TASK INSTRUCTIONS >> Find every line in the records below that holds the word "거래대금", and copy it out.

RECORDS SUPPLIED >>
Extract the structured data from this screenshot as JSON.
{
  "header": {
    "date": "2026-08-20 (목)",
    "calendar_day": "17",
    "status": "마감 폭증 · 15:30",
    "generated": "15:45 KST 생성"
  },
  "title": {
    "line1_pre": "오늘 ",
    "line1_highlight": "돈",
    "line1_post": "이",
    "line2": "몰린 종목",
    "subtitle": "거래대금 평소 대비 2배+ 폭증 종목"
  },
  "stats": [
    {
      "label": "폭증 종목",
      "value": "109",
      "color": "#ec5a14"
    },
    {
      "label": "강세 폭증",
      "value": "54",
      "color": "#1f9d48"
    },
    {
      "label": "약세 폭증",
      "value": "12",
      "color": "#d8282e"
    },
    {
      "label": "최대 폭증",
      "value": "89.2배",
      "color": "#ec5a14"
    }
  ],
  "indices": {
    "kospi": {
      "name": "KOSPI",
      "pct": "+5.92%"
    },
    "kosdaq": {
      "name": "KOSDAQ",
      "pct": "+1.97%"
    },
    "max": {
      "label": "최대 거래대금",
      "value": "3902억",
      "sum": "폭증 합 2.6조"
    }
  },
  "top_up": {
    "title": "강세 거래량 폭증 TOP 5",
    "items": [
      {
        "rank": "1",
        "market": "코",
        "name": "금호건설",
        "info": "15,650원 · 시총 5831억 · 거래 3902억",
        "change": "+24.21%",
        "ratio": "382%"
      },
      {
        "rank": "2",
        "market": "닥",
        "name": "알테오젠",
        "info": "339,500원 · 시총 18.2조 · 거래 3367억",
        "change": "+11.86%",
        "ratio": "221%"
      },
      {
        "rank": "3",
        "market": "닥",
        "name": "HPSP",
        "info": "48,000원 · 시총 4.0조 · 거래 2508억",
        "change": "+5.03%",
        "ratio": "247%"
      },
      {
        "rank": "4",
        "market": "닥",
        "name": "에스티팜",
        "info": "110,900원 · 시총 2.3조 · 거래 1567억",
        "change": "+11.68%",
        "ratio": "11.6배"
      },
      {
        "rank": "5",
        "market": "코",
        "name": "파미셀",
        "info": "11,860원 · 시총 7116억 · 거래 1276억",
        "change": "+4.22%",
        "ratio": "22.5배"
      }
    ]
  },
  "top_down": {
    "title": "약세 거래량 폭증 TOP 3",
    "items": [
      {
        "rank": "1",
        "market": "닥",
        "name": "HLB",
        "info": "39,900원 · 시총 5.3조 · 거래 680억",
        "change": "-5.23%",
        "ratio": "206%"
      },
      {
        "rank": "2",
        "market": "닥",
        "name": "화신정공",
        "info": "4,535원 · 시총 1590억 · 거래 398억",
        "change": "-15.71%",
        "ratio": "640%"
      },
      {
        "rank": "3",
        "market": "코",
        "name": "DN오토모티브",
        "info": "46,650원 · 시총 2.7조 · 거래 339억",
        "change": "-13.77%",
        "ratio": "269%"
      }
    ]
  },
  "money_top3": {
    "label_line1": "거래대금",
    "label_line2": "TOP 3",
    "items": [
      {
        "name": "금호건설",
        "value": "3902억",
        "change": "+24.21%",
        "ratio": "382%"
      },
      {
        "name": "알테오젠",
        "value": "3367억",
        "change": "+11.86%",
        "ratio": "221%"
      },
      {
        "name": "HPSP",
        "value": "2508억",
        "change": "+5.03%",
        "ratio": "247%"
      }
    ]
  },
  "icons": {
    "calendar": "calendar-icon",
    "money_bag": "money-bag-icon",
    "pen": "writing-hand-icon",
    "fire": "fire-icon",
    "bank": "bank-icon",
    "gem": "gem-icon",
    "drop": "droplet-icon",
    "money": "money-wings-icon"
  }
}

THE ANSWER >>
    "subtitle": "거래대금 평소 대비 2배+ 폭증 종목"
      "label": "최대 거래대금",
    "label_line1": "거래대금",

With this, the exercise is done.